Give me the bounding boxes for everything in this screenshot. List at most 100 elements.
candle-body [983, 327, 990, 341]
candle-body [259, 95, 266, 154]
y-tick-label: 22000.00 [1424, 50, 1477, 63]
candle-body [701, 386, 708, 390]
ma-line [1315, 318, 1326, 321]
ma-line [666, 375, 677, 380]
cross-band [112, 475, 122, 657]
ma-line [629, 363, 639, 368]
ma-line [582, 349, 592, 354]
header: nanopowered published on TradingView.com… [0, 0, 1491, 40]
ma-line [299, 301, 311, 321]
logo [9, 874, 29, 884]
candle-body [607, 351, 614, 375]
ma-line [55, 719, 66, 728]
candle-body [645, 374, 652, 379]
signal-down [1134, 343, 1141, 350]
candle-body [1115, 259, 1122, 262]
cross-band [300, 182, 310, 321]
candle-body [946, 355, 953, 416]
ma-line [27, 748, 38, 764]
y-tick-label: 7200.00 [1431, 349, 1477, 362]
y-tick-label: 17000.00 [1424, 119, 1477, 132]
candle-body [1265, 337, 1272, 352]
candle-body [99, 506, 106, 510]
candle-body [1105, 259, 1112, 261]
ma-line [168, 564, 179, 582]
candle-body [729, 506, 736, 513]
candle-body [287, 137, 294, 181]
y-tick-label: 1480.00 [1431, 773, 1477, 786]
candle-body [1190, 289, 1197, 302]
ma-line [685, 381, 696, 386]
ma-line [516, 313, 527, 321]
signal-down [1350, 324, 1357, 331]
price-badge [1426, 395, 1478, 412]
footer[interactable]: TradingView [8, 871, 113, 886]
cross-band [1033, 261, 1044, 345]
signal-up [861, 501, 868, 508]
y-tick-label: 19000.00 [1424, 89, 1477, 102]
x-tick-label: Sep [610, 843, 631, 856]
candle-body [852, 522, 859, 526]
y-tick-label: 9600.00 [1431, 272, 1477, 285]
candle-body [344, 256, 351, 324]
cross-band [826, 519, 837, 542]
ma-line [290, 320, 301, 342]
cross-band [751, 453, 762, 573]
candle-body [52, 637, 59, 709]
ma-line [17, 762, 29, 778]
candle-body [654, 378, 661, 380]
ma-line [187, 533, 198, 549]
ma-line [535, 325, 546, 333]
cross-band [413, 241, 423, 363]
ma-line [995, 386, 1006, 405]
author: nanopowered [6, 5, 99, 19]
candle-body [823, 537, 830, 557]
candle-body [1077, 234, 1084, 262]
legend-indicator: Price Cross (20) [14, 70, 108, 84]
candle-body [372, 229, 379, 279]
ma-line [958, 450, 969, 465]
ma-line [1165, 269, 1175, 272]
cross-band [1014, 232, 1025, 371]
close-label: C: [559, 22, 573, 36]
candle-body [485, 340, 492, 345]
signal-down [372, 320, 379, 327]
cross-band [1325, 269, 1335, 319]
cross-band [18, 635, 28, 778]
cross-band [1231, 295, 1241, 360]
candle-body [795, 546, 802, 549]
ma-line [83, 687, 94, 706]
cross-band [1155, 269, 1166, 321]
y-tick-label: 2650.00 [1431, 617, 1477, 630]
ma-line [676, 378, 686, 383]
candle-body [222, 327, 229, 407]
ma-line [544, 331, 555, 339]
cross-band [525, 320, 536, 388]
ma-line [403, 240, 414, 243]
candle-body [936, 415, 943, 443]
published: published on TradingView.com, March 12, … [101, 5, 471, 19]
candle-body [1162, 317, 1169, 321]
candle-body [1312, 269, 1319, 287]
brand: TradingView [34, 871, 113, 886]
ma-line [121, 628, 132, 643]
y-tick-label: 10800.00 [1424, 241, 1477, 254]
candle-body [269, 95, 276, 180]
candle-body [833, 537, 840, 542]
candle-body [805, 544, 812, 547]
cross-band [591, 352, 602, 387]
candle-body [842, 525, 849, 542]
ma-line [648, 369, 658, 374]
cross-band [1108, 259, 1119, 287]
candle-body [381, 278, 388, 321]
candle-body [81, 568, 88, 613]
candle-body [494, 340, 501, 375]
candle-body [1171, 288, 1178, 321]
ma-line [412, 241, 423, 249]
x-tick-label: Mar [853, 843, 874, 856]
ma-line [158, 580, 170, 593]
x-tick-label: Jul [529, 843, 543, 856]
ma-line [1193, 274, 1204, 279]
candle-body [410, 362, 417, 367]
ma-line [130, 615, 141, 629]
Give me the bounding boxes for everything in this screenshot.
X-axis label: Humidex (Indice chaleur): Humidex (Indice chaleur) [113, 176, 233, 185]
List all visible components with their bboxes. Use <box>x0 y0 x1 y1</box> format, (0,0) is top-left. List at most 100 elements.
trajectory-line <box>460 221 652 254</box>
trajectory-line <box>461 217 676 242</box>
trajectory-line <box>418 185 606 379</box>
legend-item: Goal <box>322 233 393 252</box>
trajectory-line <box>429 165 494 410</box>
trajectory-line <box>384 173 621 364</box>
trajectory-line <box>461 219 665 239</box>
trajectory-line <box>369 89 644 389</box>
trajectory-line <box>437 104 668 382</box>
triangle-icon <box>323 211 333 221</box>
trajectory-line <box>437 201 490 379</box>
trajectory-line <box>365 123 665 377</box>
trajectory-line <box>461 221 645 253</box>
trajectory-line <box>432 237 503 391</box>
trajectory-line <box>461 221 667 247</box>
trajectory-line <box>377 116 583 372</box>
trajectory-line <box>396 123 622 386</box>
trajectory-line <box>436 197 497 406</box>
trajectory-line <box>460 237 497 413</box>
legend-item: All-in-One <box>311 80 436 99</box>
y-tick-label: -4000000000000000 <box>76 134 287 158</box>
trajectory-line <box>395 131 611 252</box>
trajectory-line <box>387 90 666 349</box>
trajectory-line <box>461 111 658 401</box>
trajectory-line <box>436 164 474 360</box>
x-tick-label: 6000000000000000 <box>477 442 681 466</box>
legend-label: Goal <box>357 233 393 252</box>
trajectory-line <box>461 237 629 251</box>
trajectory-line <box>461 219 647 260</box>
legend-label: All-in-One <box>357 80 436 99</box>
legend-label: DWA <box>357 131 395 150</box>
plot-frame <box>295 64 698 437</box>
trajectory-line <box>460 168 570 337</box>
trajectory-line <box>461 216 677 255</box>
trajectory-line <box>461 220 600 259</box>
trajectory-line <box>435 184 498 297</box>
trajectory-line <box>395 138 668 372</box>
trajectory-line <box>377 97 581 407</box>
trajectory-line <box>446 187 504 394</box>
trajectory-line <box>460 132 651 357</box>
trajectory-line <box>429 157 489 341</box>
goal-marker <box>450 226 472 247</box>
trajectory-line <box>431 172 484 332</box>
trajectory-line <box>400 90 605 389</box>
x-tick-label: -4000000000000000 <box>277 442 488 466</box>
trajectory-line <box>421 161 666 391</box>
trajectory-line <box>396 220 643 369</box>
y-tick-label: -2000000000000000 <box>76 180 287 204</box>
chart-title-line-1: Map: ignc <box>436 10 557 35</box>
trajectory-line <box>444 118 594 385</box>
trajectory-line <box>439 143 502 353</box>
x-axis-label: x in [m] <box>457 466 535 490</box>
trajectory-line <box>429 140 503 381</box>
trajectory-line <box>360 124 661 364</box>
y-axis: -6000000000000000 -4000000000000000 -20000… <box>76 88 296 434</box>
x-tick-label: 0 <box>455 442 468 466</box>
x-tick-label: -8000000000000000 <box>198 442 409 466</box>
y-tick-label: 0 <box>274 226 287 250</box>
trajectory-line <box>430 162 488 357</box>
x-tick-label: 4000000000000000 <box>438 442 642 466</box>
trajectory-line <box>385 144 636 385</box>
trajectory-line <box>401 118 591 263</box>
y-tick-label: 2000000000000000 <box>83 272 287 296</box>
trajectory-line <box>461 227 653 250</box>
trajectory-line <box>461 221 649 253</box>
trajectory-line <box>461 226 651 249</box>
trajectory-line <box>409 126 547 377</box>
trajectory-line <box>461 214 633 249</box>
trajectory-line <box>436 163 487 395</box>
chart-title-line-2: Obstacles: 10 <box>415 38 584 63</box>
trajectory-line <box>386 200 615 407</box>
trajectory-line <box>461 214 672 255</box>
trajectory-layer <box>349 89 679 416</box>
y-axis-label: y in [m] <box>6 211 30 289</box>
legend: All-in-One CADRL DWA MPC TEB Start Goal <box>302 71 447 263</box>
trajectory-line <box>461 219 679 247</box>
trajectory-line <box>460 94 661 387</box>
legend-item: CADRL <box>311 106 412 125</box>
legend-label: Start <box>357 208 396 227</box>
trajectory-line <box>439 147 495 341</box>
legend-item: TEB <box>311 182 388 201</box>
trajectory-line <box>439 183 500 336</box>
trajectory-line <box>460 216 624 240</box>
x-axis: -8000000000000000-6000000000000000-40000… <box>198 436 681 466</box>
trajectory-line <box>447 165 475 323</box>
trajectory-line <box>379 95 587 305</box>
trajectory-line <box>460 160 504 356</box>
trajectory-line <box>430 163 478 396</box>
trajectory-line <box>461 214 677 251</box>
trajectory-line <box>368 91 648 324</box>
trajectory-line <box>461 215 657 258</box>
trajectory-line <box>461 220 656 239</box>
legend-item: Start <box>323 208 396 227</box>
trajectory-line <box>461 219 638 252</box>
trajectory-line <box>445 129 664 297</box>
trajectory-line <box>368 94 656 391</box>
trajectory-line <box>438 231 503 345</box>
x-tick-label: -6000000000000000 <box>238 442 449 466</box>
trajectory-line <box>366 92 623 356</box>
● ● ● ● ●
> **What needs to be done**
Count how many lines of the listing contain the string "bounding", with case counting, and give only the number.

> **Response to this task**
2